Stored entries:
^^^^

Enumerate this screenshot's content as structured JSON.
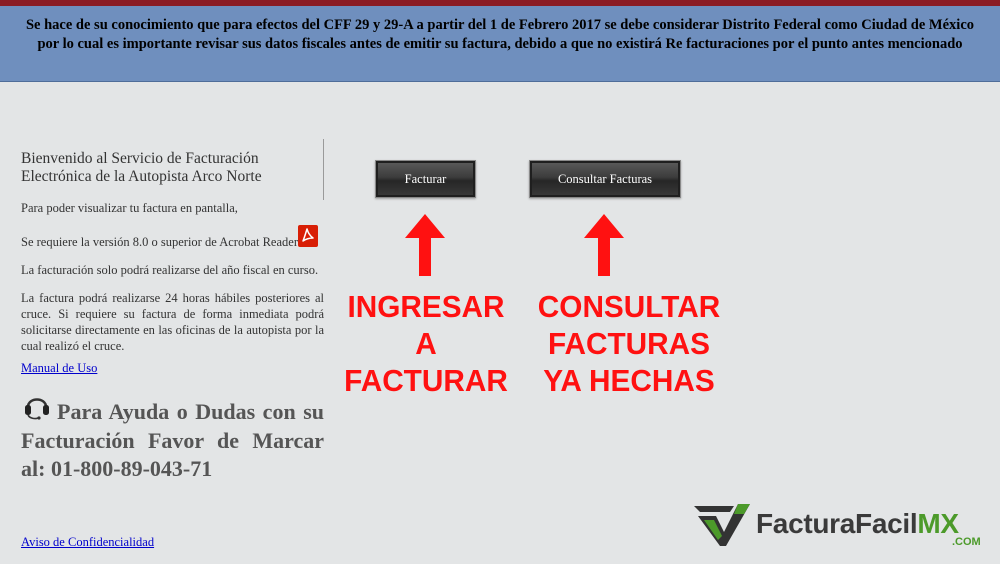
{
  "notice": {
    "line1": "Se hace de su conocimiento que para efectos del CFF 29 y 29-A a partir del 1 de Febrero 2017 se debe considerar Distrito Federal como Ciudad de México",
    "line2": "por lo cual es importante revisar sus datos fiscales antes de emitir su factura, debido a que no existirá Re facturaciones por el punto antes mencionado"
  },
  "sidebar": {
    "welcome_line1": "Bienvenido al Servicio de Facturación",
    "welcome_line2": "Electrónica de la Autopista Arco Norte",
    "view_info": "Para poder visualizar tu factura en pantalla,",
    "acrobat_req": "Se requiere la versión 8.0 o superior de Acrobat Reader",
    "fiscal_year": "La facturación solo podrá realizarse del año fiscal en curso.",
    "hours_info": "La factura podrá realizarse 24 horas hábiles posteriores al cruce. Si requiere su factura de forma inmediata podrá solicitarse directamente en las oficinas de la autopista por la cual realizó el cruce.",
    "manual_link": "Manual de Uso",
    "help_text": "Para Ayuda o Dudas con su Facturación Favor de Marcar al: 01-800-89-043-71",
    "privacy_link": "Aviso de Confidencialidad"
  },
  "buttons": {
    "facturar": "Facturar",
    "consultar": "Consultar Facturas"
  },
  "annotations": {
    "left": [
      "INGRESAR",
      "A",
      "FACTURAR"
    ],
    "right": [
      "CONSULTAR",
      "FACTURAS",
      "YA HECHAS"
    ]
  },
  "logo": {
    "main": "FacturaFacil",
    "suffix": "MX",
    "domain": ".COM"
  },
  "colors": {
    "banner": "#6f8fbe",
    "top_stripe": "#8b1c24",
    "annotation_red": "#ff1111",
    "logo_green": "#4c9a2a"
  }
}
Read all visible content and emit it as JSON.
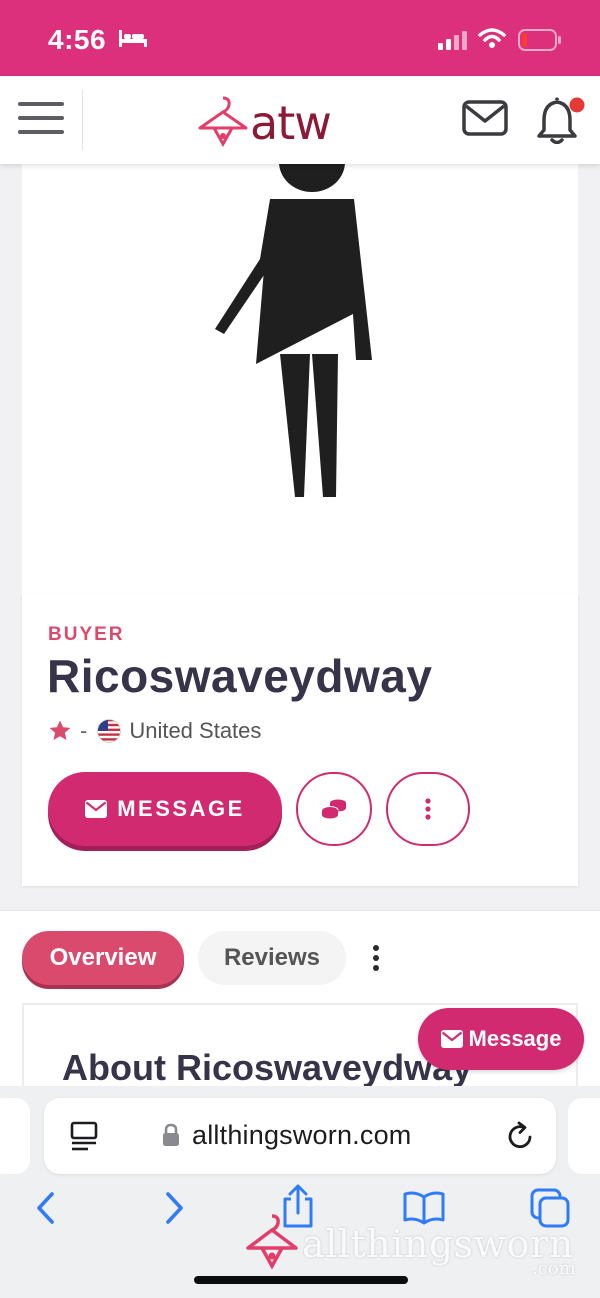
{
  "status_bar": {
    "time": "4:56"
  },
  "header": {
    "logo_text": "atw"
  },
  "profile": {
    "role": "BUYER",
    "username": "Ricoswaveydway",
    "rating": "-",
    "country": "United States",
    "message_label": "MESSAGE"
  },
  "tabs": [
    {
      "label": "Overview",
      "active": true
    },
    {
      "label": "Reviews",
      "active": false
    }
  ],
  "about": {
    "title": "About Ricoswaveydway"
  },
  "floating_button": {
    "label": "Message"
  },
  "browser": {
    "url": "allthingsworn.com"
  },
  "watermark": {
    "text": "allthingsworn",
    "suffix": ".com"
  },
  "colors": {
    "brand_pink": "#dc2f7c",
    "button_pink": "#d12a70",
    "accent_rose": "#d94a6d",
    "logo_maroon": "#8a1a36",
    "ios_blue": "#2f7cf6"
  }
}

^^^^

GIVEN INSTRUCTION: Show all lines from the data above in which the word "allthingsworn" appears.

FULL RESPONSE:
    "url": "allthingsworn.com"
    "text": "allthingsworn",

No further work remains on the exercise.